EXTRACTED MATERIAL »
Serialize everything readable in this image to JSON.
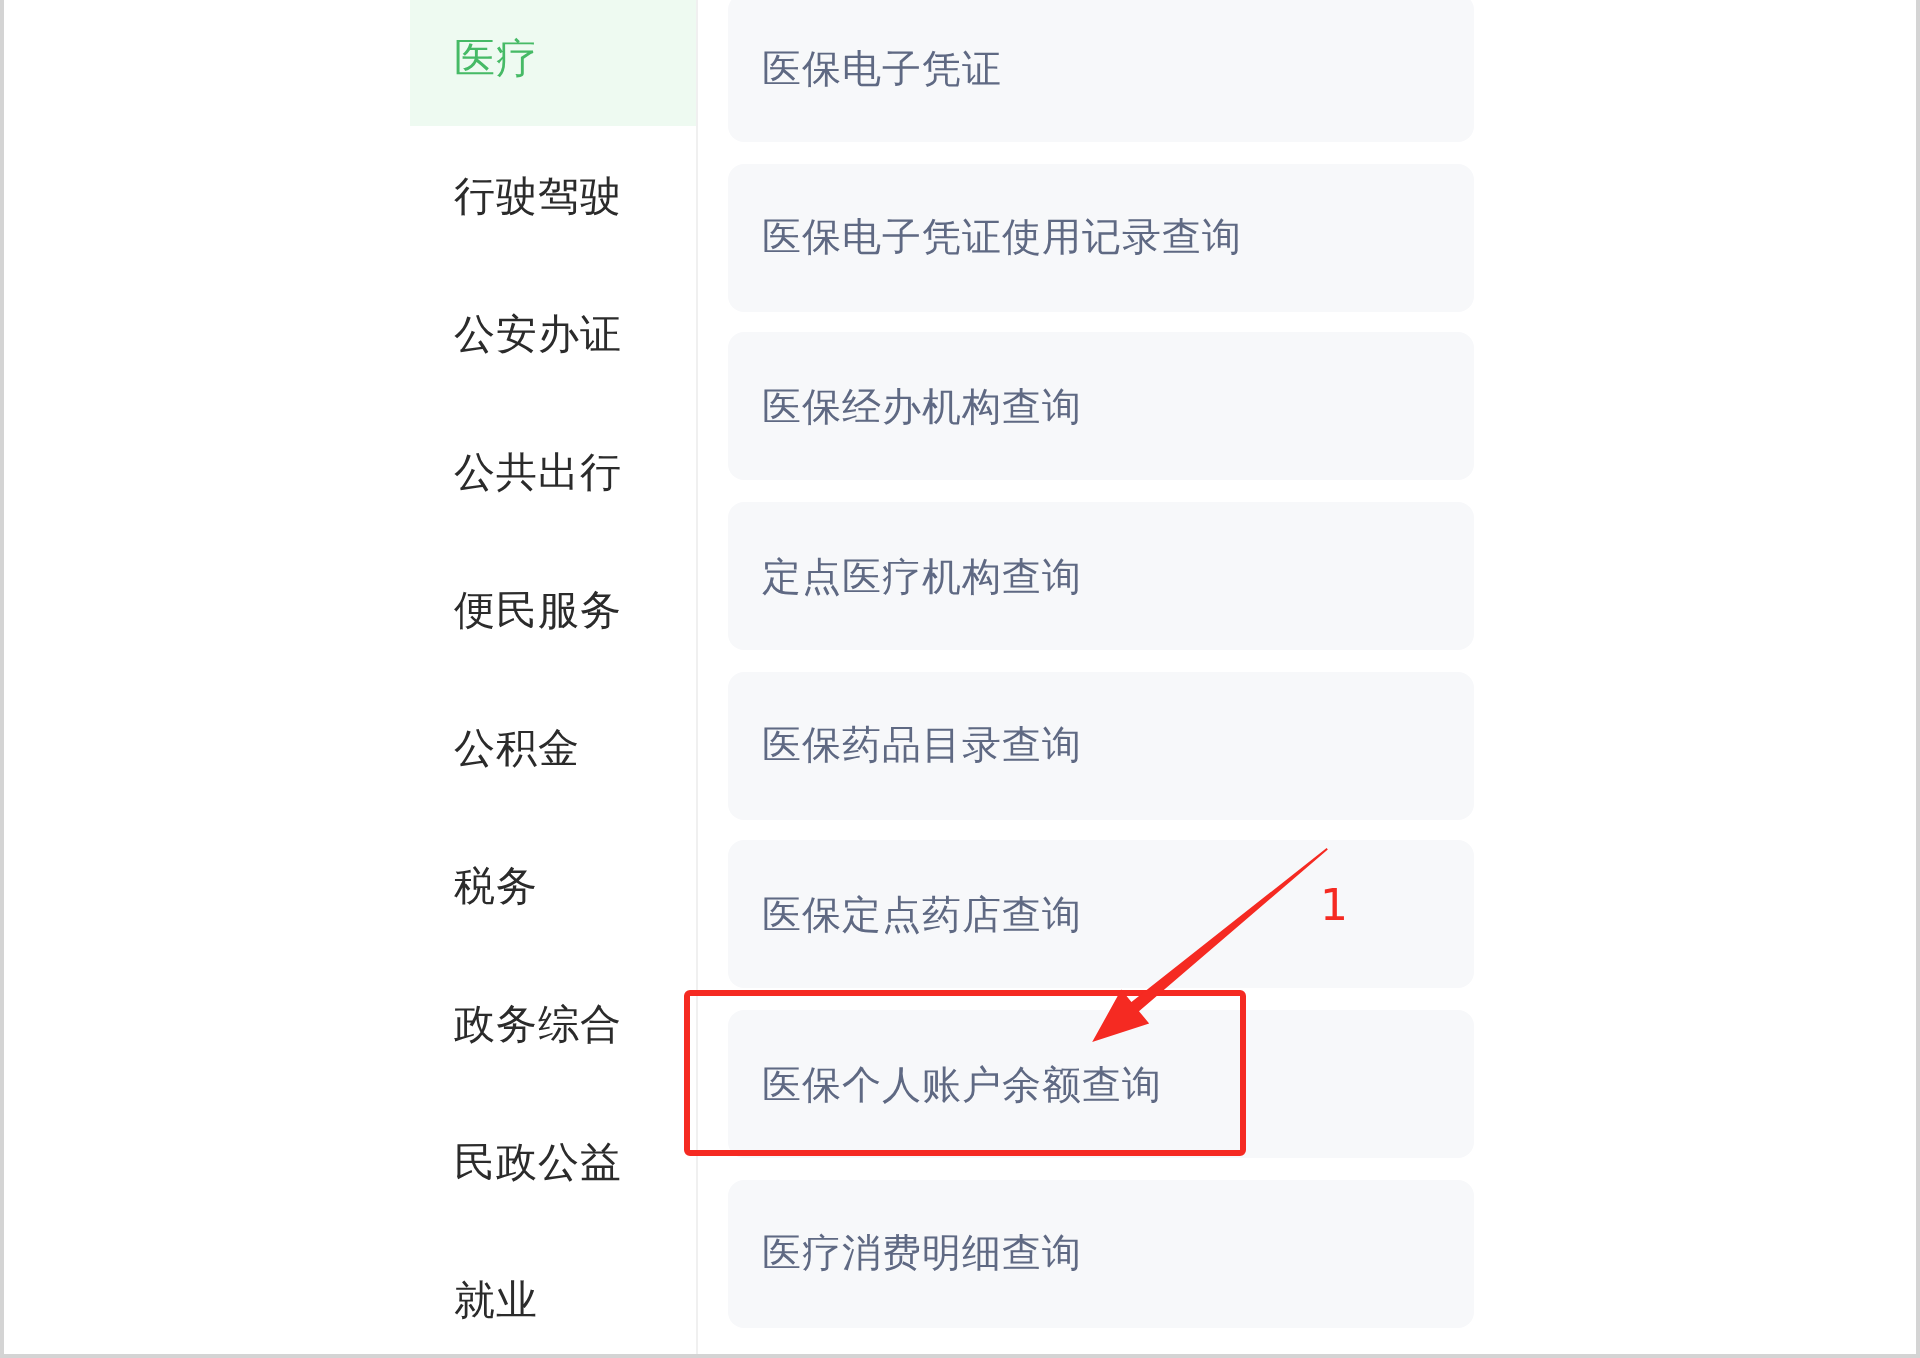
{
  "sidebar": {
    "items": [
      {
        "label": "医疗",
        "selected": true
      },
      {
        "label": "行驶驾驶",
        "selected": false
      },
      {
        "label": "公安办证",
        "selected": false
      },
      {
        "label": "公共出行",
        "selected": false
      },
      {
        "label": "便民服务",
        "selected": false
      },
      {
        "label": "公积金",
        "selected": false
      },
      {
        "label": "税务",
        "selected": false
      },
      {
        "label": "政务综合",
        "selected": false
      },
      {
        "label": "民政公益",
        "selected": false
      },
      {
        "label": "就业",
        "selected": false
      }
    ]
  },
  "services": {
    "items": [
      {
        "label": "医保电子凭证",
        "highlighted": false
      },
      {
        "label": "医保电子凭证使用记录查询",
        "highlighted": false
      },
      {
        "label": "医保经办机构查询",
        "highlighted": false
      },
      {
        "label": "定点医疗机构查询",
        "highlighted": false
      },
      {
        "label": "医保药品目录查询",
        "highlighted": false
      },
      {
        "label": "医保定点药店查询",
        "highlighted": false
      },
      {
        "label": "医保个人账户余额查询",
        "highlighted": true
      },
      {
        "label": "医疗消费明细查询",
        "highlighted": false
      }
    ]
  },
  "annotation": {
    "label": "1"
  }
}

WORK INSTRUCTIONS » Print all the records again exactly; do not include any picture.

WRITTEN SOLUTION »
Serialize everything readable in this image to JSON.
{
  "sidebar": {
    "items": [
      {
        "label": "医疗",
        "selected": true
      },
      {
        "label": "行驶驾驶",
        "selected": false
      },
      {
        "label": "公安办证",
        "selected": false
      },
      {
        "label": "公共出行",
        "selected": false
      },
      {
        "label": "便民服务",
        "selected": false
      },
      {
        "label": "公积金",
        "selected": false
      },
      {
        "label": "税务",
        "selected": false
      },
      {
        "label": "政务综合",
        "selected": false
      },
      {
        "label": "民政公益",
        "selected": false
      },
      {
        "label": "就业",
        "selected": false
      }
    ]
  },
  "services": {
    "items": [
      {
        "label": "医保电子凭证",
        "highlighted": false
      },
      {
        "label": "医保电子凭证使用记录查询",
        "highlighted": false
      },
      {
        "label": "医保经办机构查询",
        "highlighted": false
      },
      {
        "label": "定点医疗机构查询",
        "highlighted": false
      },
      {
        "label": "医保药品目录查询",
        "highlighted": false
      },
      {
        "label": "医保定点药店查询",
        "highlighted": false
      },
      {
        "label": "医保个人账户余额查询",
        "highlighted": true
      },
      {
        "label": "医疗消费明细查询",
        "highlighted": false
      }
    ]
  },
  "annotation": {
    "label": "1"
  }
}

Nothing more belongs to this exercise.